[Start of Records supplied]
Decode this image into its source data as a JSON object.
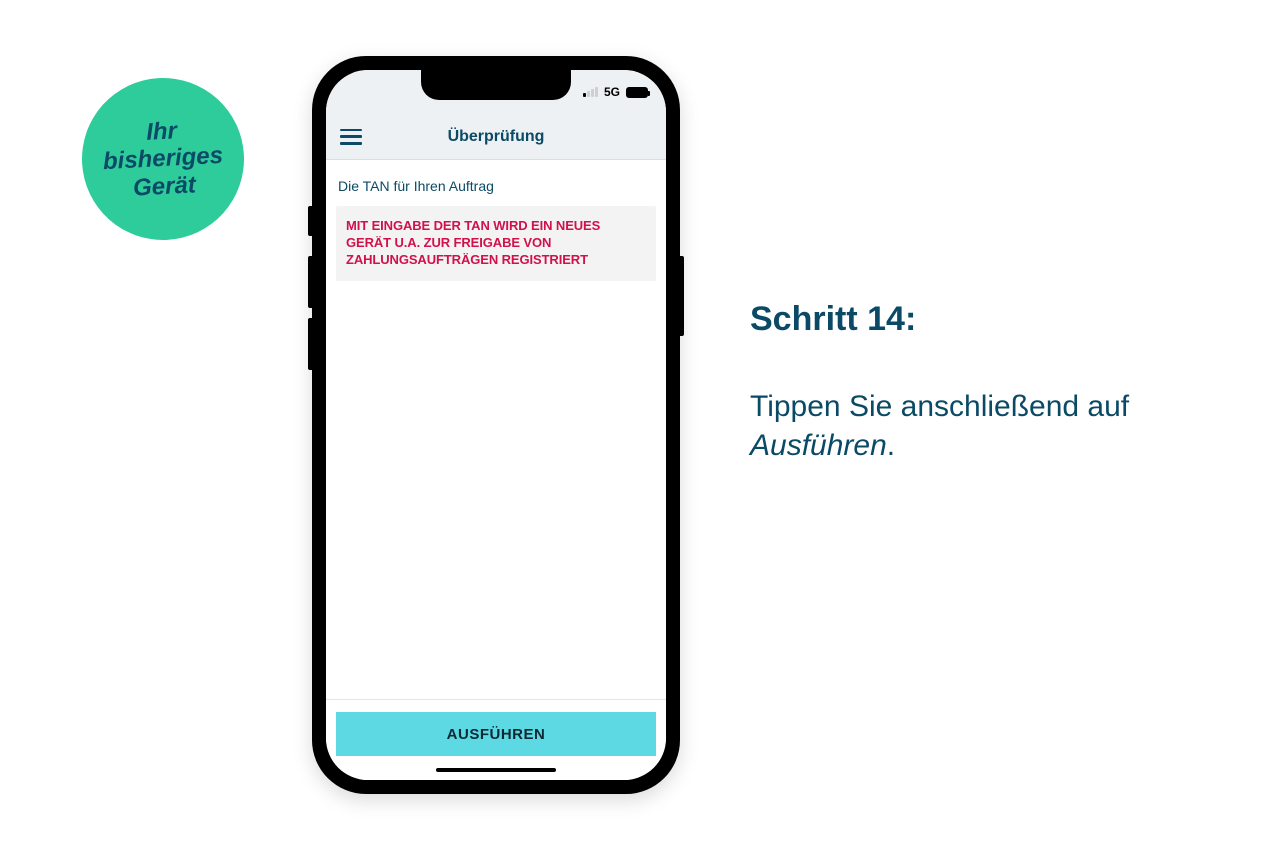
{
  "badge": {
    "line1": "Ihr",
    "line2": "bisheriges",
    "line3": "Gerät"
  },
  "status_bar": {
    "network_label": "5G"
  },
  "app": {
    "header_title": "Überprüfung",
    "tan_label": "Die TAN für Ihren Auftrag",
    "warning_text": "MIT EINGABE DER TAN WIRD EIN NEUES GERÄT U.A. ZUR FREIGABE VON ZAHLUNGSAUFTRÄGEN REGISTRIERT",
    "execute_button_label": "AUSFÜHREN"
  },
  "instructions": {
    "heading": "Schritt 14:",
    "body_prefix": "Tippen Sie anschließend auf ",
    "body_italic": "Ausführen",
    "body_suffix": "."
  },
  "colors": {
    "brand_dark": "#0b4a66",
    "badge_bg": "#2ecc9a",
    "warning_red": "#d0114b",
    "action_cyan": "#5dd9e3"
  }
}
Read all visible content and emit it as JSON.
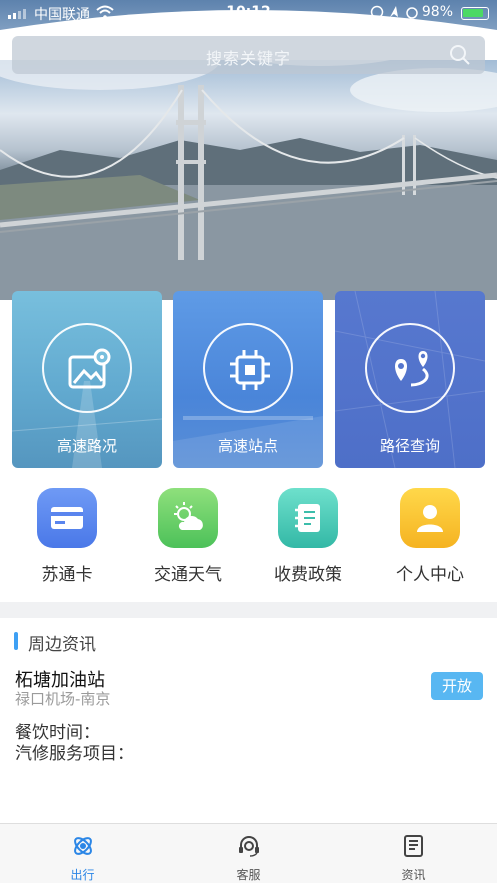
{
  "status_bar": {
    "carrier": "中国联通",
    "time": "10:12",
    "battery": "98%"
  },
  "search": {
    "placeholder": "搜索关键字",
    "icon": "search-icon"
  },
  "tiles": [
    {
      "label": "高速路况",
      "icon": "map-image-icon"
    },
    {
      "label": "高速站点",
      "icon": "chip-icon"
    },
    {
      "label": "路径查询",
      "icon": "route-icon"
    }
  ],
  "shortcuts": [
    {
      "label": "苏通卡",
      "icon": "card-icon"
    },
    {
      "label": "交通天气",
      "icon": "weather-icon"
    },
    {
      "label": "收费政策",
      "icon": "notebook-icon"
    },
    {
      "label": "个人中心",
      "icon": "person-icon"
    }
  ],
  "news": {
    "section_title": "周边资讯",
    "station_name": "柘塘加油站",
    "station_route": "禄口机场-南京",
    "status_badge": "开放",
    "dining_label": "餐饮时间：",
    "repair_label": "汽修服务项目："
  },
  "tabbar": {
    "items": [
      {
        "label": "出行",
        "icon": "travel-icon",
        "active": true
      },
      {
        "label": "客服",
        "icon": "customer-service-icon",
        "active": false
      },
      {
        "label": "资讯",
        "icon": "news-icon",
        "active": false
      }
    ]
  },
  "colors": {
    "accent": "#2b86e6",
    "badge": "#58b7f2",
    "section_bar": "#3ea0f4"
  }
}
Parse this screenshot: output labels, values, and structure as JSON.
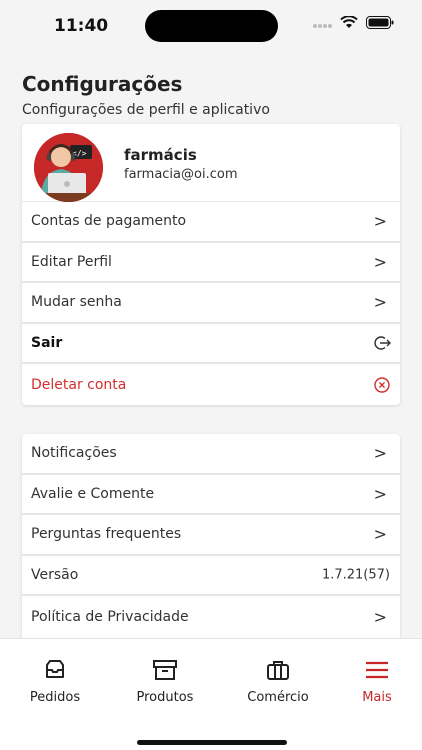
{
  "status": {
    "time": "11:40"
  },
  "header": {
    "title": "Configurações",
    "subtitle": "Configurações de perfil e aplicativo"
  },
  "profile": {
    "name": "farmácis",
    "email": "farmacia@oi.com"
  },
  "menu1": [
    {
      "label": "Contas de pagamento",
      "icon": "chevron-right-icon"
    },
    {
      "label": "Editar Perfil",
      "icon": "chevron-right-icon"
    },
    {
      "label": "Mudar senha",
      "icon": "chevron-right-icon"
    },
    {
      "label": "Sair",
      "icon": "logout-icon"
    },
    {
      "label": "Deletar conta",
      "icon": "delete-circle-icon"
    }
  ],
  "menu2": [
    {
      "label": "Notificações",
      "icon": "chevron-right-icon"
    },
    {
      "label": "Avalie e Comente",
      "icon": "chevron-right-icon"
    },
    {
      "label": "Perguntas frequentes",
      "icon": "chevron-right-icon"
    },
    {
      "label": "Versão",
      "value": "1.7.21(57)"
    },
    {
      "label": "Política de Privacidade",
      "icon": "chevron-right-icon"
    }
  ],
  "nav": {
    "items": [
      {
        "label": "Pedidos",
        "icon": "inbox-icon"
      },
      {
        "label": "Produtos",
        "icon": "archive-box-icon"
      },
      {
        "label": "Comércio",
        "icon": "briefcase-icon"
      },
      {
        "label": "Mais",
        "icon": "menu-icon",
        "active": true
      }
    ]
  },
  "colors": {
    "accent": "#c62828",
    "danger": "#d32f2f"
  }
}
[End of Records supplied]
*Aim*:
Will you set down the records word for word while leaving out every picture?

*Complete output*:
Decode this image into its source data as a JSON object.
{
  "badge": {
    "line1": "Ihr",
    "line2": "bisheriges",
    "line3": "Gerät"
  },
  "status_bar": {
    "network_label": "5G"
  },
  "app": {
    "header_title": "Überprüfung",
    "tan_label": "Die TAN für Ihren Auftrag",
    "warning_text": "MIT EINGABE DER TAN WIRD EIN NEUES GERÄT U.A. ZUR FREIGABE VON ZAHLUNGSAUFTRÄGEN REGISTRIERT",
    "execute_button_label": "AUSFÜHREN"
  },
  "instructions": {
    "heading": "Schritt 14:",
    "body_prefix": "Tippen Sie anschließend auf ",
    "body_italic": "Ausführen",
    "body_suffix": "."
  },
  "colors": {
    "brand_dark": "#0b4a66",
    "badge_bg": "#2ecc9a",
    "warning_red": "#d0114b",
    "action_cyan": "#5dd9e3"
  }
}
Read all visible content and emit it as JSON.
{
  "status_bar": {
    "carrier": "中国联通",
    "time": "10:12",
    "battery": "98%"
  },
  "search": {
    "placeholder": "搜索关键字",
    "icon": "search-icon"
  },
  "tiles": [
    {
      "label": "高速路况",
      "icon": "map-image-icon"
    },
    {
      "label": "高速站点",
      "icon": "chip-icon"
    },
    {
      "label": "路径查询",
      "icon": "route-icon"
    }
  ],
  "shortcuts": [
    {
      "label": "苏通卡",
      "icon": "card-icon"
    },
    {
      "label": "交通天气",
      "icon": "weather-icon"
    },
    {
      "label": "收费政策",
      "icon": "notebook-icon"
    },
    {
      "label": "个人中心",
      "icon": "person-icon"
    }
  ],
  "news": {
    "section_title": "周边资讯",
    "station_name": "柘塘加油站",
    "station_route": "禄口机场-南京",
    "status_badge": "开放",
    "dining_label": "餐饮时间：",
    "repair_label": "汽修服务项目："
  },
  "tabbar": {
    "items": [
      {
        "label": "出行",
        "icon": "travel-icon",
        "active": true
      },
      {
        "label": "客服",
        "icon": "customer-service-icon",
        "active": false
      },
      {
        "label": "资讯",
        "icon": "news-icon",
        "active": false
      }
    ]
  },
  "colors": {
    "accent": "#2b86e6",
    "badge": "#58b7f2",
    "section_bar": "#3ea0f4"
  }
}
Parse this screenshot: output labels, values, and structure as JSON.
{
  "status": {
    "time": "11:40"
  },
  "header": {
    "title": "Configurações",
    "subtitle": "Configurações de perfil e aplicativo"
  },
  "profile": {
    "name": "farmácis",
    "email": "farmacia@oi.com"
  },
  "menu1": [
    {
      "label": "Contas de pagamento",
      "icon": "chevron-right-icon"
    },
    {
      "label": "Editar Perfil",
      "icon": "chevron-right-icon"
    },
    {
      "label": "Mudar senha",
      "icon": "chevron-right-icon"
    },
    {
      "label": "Sair",
      "icon": "logout-icon"
    },
    {
      "label": "Deletar conta",
      "icon": "delete-circle-icon"
    }
  ],
  "menu2": [
    {
      "label": "Notificações",
      "icon": "chevron-right-icon"
    },
    {
      "label": "Avalie e Comente",
      "icon": "chevron-right-icon"
    },
    {
      "label": "Perguntas frequentes",
      "icon": "chevron-right-icon"
    },
    {
      "label": "Versão",
      "value": "1.7.21(57)"
    },
    {
      "label": "Política de Privacidade",
      "icon": "chevron-right-icon"
    }
  ],
  "nav": {
    "items": [
      {
        "label": "Pedidos",
        "icon": "inbox-icon"
      },
      {
        "label": "Produtos",
        "icon": "archive-box-icon"
      },
      {
        "label": "Comércio",
        "icon": "briefcase-icon"
      },
      {
        "label": "Mais",
        "icon": "menu-icon",
        "active": true
      }
    ]
  },
  "colors": {
    "accent": "#c62828",
    "danger": "#d32f2f"
  }
}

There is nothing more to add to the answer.